Extract >>
================
Monday, February 7, 2011

Artificial Intelligence in Video Games

Artificial intelligence (AI) is the intelligence of machines and the branch of computer science that aims to create it. AI textbooks define the field as "the study and design of intelligent agents" where an intelligent agent is a system that perceives its environment and takes actions that maximize its chances of success
Game artificial intelligence refers to techniques used in computer and video games to produce the illusion of intelligence in the behavior of non-player characters (NPCs). The techniques used typically draw upon existing methods from the field of artificial intelligence (AI).Since game AI is centered on appearance of intelligence and good gameplay, its approach is very different from that of traditional AI,the computer abilities must be toned down to give human players a sense of fairness. This, for example, is true in first-person shooter games, where NPCs' otherwise perfect aiming would be beyond human skill.
================
Document layout detection data:

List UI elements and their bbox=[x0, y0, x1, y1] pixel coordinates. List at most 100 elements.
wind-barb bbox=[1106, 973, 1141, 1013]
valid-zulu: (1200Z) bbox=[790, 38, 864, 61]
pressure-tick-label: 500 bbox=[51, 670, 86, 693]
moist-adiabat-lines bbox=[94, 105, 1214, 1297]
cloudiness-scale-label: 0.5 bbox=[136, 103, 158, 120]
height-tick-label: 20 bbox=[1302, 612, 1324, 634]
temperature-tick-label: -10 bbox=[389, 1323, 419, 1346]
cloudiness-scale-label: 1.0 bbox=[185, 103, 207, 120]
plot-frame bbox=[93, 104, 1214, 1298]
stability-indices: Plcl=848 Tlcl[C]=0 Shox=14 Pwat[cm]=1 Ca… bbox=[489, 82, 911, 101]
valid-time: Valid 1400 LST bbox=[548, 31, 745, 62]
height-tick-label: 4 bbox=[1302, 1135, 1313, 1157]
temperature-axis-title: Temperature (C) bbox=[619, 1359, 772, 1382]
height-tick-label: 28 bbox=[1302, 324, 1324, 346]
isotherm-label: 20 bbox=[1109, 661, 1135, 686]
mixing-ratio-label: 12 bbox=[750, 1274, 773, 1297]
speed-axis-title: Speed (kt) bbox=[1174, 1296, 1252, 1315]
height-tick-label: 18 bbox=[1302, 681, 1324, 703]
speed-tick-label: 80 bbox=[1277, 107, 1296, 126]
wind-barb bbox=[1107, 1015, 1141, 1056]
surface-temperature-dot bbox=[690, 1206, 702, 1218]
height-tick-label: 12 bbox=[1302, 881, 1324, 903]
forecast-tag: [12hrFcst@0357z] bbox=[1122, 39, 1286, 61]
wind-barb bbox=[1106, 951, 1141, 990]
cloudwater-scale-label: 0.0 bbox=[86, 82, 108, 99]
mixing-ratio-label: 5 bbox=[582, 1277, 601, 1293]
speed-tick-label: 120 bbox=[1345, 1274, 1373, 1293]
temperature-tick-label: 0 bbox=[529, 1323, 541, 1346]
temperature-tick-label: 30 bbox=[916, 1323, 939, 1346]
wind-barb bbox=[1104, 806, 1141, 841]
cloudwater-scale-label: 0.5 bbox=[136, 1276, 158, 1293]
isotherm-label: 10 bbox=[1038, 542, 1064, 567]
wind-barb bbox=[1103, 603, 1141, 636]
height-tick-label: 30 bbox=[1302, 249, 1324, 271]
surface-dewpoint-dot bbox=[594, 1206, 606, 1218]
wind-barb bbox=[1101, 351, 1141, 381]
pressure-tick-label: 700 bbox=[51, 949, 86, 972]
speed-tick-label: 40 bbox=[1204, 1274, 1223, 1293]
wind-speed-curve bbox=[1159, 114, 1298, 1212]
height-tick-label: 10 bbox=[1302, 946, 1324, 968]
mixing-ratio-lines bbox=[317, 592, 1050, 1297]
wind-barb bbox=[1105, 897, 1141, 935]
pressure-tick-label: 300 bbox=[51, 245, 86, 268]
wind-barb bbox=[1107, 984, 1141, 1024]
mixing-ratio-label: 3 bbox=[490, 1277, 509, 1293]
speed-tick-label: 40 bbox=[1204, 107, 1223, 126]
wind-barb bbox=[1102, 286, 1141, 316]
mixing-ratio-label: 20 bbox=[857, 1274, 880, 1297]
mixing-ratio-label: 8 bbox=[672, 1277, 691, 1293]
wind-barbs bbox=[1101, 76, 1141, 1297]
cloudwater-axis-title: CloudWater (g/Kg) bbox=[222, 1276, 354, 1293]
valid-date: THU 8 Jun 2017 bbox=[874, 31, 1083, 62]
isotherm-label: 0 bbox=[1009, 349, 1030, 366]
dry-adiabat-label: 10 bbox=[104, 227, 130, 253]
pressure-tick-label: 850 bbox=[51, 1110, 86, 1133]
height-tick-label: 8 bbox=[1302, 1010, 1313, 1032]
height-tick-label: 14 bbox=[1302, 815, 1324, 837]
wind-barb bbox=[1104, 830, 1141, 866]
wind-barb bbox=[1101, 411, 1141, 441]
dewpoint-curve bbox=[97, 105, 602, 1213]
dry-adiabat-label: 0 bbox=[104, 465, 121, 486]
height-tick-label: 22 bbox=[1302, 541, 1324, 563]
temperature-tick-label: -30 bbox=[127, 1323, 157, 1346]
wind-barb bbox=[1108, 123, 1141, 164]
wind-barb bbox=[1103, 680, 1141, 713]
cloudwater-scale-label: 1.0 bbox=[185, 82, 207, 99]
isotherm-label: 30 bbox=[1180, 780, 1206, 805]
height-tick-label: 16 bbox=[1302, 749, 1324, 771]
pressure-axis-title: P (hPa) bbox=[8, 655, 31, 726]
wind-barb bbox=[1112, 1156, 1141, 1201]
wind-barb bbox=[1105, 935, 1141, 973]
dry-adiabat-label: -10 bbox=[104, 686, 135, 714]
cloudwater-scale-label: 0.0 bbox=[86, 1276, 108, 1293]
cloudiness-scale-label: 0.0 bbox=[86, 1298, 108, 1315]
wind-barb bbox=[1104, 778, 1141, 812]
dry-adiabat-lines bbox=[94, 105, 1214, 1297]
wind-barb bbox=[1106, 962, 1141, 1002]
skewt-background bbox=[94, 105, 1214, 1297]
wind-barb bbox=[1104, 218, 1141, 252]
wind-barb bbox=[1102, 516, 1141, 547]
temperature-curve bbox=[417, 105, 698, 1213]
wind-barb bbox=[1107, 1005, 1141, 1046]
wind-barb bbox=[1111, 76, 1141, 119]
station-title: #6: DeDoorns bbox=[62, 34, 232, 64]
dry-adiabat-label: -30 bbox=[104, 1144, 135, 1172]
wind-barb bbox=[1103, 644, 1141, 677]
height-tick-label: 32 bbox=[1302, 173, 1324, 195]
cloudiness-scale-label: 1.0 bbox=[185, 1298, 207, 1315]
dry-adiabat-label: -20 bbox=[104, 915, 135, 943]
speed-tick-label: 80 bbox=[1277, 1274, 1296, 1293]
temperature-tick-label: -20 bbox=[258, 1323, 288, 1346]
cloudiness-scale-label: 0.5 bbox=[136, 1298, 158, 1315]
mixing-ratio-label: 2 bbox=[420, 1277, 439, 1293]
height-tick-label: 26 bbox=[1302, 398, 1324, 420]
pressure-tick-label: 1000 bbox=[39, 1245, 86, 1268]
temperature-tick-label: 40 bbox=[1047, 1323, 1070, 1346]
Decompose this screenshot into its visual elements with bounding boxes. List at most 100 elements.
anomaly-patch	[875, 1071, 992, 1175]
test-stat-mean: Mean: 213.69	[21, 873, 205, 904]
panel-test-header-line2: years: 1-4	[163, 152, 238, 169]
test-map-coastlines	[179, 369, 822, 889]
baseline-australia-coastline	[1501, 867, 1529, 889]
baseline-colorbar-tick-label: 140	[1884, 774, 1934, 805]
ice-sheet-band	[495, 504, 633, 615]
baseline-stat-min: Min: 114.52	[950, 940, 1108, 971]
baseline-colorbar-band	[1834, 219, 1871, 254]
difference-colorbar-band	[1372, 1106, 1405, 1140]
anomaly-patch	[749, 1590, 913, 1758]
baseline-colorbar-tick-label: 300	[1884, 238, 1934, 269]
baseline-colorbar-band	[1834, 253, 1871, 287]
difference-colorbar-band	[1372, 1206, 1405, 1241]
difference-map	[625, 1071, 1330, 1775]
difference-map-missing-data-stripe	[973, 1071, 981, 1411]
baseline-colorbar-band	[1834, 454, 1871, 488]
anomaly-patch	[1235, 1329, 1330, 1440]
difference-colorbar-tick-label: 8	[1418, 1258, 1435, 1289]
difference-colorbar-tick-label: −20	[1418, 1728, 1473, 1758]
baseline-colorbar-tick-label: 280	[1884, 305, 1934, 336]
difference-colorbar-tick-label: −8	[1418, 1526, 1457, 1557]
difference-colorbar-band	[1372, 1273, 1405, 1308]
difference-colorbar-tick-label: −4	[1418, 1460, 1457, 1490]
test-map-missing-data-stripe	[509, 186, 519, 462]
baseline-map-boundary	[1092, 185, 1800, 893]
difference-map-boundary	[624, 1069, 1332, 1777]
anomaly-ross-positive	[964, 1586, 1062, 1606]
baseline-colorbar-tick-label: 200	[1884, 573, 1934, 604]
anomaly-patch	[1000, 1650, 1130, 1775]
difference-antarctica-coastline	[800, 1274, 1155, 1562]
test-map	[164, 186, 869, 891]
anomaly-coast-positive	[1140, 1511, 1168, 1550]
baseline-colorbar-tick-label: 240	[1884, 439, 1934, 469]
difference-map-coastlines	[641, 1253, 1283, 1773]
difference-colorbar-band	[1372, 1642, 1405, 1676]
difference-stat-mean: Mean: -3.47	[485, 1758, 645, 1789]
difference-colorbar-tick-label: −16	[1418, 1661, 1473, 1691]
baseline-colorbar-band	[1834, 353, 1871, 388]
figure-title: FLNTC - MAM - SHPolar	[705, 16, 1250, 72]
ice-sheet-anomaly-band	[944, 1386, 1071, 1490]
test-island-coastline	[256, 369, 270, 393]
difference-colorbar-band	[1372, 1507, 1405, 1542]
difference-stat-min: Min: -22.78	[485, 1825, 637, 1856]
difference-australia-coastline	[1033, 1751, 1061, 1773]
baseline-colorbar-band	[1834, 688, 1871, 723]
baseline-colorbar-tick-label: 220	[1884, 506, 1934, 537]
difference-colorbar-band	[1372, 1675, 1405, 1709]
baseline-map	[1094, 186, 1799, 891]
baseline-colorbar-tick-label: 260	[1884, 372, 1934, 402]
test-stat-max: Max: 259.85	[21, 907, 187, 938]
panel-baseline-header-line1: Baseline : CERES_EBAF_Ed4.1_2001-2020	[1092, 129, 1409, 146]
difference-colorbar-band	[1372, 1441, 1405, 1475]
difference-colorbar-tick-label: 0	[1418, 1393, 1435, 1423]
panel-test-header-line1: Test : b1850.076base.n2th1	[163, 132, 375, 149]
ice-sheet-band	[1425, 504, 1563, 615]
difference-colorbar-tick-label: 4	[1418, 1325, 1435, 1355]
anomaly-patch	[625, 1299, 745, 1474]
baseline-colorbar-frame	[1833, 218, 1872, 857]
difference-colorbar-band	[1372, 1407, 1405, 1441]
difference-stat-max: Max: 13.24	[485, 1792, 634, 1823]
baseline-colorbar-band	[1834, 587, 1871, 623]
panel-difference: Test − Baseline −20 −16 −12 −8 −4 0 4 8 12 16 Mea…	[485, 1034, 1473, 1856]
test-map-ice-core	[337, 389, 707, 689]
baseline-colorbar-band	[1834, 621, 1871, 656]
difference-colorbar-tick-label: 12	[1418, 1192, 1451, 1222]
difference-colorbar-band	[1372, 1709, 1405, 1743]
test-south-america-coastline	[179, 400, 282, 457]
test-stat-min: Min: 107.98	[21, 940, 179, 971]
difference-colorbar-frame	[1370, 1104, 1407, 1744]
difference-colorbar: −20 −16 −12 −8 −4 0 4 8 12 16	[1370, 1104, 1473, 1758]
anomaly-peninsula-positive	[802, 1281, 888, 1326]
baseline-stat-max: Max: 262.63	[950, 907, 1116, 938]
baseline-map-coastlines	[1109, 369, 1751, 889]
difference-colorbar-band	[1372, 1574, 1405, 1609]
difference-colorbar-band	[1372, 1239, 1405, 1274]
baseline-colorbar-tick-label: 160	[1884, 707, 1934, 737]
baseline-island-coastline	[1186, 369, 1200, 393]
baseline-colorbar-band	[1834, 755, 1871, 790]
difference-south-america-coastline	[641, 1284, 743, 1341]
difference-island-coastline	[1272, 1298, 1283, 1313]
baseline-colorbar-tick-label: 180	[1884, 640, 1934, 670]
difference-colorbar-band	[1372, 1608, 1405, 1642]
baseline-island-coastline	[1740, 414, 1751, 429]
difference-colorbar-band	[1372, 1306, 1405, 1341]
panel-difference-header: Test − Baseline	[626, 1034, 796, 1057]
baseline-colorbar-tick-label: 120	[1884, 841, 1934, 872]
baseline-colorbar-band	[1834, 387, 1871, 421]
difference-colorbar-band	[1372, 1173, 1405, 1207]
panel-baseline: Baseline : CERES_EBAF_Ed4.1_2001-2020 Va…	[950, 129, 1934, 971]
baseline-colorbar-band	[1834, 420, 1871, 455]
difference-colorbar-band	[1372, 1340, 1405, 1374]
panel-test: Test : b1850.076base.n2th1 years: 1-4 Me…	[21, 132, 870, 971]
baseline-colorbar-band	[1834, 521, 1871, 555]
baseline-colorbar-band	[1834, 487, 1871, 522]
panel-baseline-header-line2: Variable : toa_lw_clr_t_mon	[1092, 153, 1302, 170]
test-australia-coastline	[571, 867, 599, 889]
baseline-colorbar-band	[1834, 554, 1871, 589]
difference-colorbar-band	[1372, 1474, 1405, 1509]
================
Work request A >>
In the blog post on artificial intelligence in video games, which type of game is given as an example where NPCs' otherwise perfect aiming would be beyond human skill?
Work request B >>
Pick up the blog post on artificial intelligence in video games after its final sentence and carry it forward.

Task answer A >>
First-person shooter games.

Task answer B >>
There are many types of computer programs that use AI. Market
simulators, logic systems, and economic planners are some of the different fields
of computer software that rely heavily on elements of artificial intelligence. These
elements include situation calculus, tree searching, problem solving, and
decision-making. But one genre of software programming has been slowly
borrowing more and more from the field of AI is video gaming.
Video games have gone through drastic improvements in the past ten
years. It seems as if Moore’s law applies to video games as well as processor
speed. Video games seem to get twice as complex in some ways every eighteen
months. As these games get more complex they also get more interesting and
engaging. Video games are no longer just a distraction from work or a thirtyminute
escape from reality. They are becoming an artistic form of expression for
the programmers and developers and a serious hobby and undertaking for the
players.
Physicist Willy Higinbotham created the first video game in 1958. It was
called “Tennis For Two” and was played on an oscilloscope. The first game to
run on a computer was “Spacewar” by Steve Russell from MIT. The graphics
were ASCII characters and it ran on a Digital PDP-1 mainframe.
The history of artificial intelligence in video games dates back to the midsixties.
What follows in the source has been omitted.